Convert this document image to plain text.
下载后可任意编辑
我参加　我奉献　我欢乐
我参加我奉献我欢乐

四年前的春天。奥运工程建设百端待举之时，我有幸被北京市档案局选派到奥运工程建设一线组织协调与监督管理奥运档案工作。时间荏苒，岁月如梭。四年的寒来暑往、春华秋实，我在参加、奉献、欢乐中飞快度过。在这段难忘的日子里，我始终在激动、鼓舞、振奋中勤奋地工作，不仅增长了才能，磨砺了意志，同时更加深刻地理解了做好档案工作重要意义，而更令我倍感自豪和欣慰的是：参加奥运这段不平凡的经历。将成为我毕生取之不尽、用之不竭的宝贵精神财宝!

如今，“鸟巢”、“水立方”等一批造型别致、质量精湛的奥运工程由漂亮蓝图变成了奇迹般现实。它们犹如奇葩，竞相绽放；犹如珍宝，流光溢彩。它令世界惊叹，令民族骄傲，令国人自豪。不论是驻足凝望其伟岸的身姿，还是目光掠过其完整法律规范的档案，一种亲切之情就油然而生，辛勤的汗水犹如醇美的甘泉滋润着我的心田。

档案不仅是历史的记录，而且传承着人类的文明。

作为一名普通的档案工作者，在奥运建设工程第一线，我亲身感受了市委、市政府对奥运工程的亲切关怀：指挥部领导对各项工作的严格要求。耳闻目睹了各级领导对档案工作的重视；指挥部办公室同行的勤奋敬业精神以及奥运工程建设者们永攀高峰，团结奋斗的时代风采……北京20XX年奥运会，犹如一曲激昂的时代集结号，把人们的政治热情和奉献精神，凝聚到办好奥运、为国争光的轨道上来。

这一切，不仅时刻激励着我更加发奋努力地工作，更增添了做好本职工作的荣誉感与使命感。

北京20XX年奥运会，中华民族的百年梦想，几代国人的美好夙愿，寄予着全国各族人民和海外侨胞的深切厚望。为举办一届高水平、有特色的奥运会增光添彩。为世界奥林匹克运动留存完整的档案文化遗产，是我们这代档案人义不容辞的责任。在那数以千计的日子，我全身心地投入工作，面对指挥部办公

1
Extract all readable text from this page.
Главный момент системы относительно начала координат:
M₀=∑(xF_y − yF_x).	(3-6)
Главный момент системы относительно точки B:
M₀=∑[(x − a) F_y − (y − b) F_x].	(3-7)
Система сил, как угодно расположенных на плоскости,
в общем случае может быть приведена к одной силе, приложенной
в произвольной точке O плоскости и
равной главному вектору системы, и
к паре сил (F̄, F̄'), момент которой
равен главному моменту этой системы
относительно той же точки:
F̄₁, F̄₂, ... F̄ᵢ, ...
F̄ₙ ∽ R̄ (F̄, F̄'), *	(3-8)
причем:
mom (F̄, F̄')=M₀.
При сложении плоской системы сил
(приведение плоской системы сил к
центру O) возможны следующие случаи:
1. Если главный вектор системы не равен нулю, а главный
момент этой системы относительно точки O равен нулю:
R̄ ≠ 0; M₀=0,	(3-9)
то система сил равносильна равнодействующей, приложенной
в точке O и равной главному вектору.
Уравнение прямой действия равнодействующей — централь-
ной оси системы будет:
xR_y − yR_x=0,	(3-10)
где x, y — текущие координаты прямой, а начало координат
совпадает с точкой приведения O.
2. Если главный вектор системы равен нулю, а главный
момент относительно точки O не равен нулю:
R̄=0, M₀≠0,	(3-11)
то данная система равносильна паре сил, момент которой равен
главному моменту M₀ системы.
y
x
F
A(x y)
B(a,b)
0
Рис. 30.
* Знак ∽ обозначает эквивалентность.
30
——
* Your objective *
Copy out every line from the one containing "Extract all readable text from this page." to the end of the material, both ends included.

* Written answer *
Extract all readable text from this page.
Главный момент системы относительно начала координат:
M₀=∑(xF_y − yF_x).	(3-6)
Главный момент системы относительно точки B:
M₀=∑[(x − a) F_y − (y − b) F_x].	(3-7)
Система сил, как угодно расположенных на плоскости,
в общем случае может быть приведена к одной силе, приложенной
в произвольной точке O плоскости и
равной главному вектору системы, и
к паре сил (F̄, F̄'), момент которой
равен главному моменту этой системы
относительно той же точки:
F̄₁, F̄₂, ... F̄ᵢ, ...
F̄ₙ ∽ R̄ (F̄, F̄'), *	(3-8)
причем:
mom (F̄, F̄')=M₀.
При сложении плоской системы сил
(приведение плоской системы сил к
центру O) возможны следующие случаи:
1. Если главный вектор системы не равен нулю, а главный
момент этой системы относительно точки O равен нулю:
R̄ ≠ 0; M₀=0,	(3-9)
то система сил равносильна равнодействующей, приложенной
в точке O и равной главному вектору.
Уравнение прямой действия равнодействующей — централь-
ной оси системы будет:
xR_y − yR_x=0,	(3-10)
где x, y — текущие координаты прямой, а начало координат
совпадает с точкой приведения O.
2. Если главный вектор системы равен нулю, а главный
момент относительно точки O не равен нулю:
R̄=0, M₀≠0,	(3-11)
то данная система равносильна паре сил, момент которой равен
главному моменту M₀ системы.
y
x
F
A(x y)
B(a,b)
0
Рис. 30.
* Знак ∽ обозначает эквивалентность.
30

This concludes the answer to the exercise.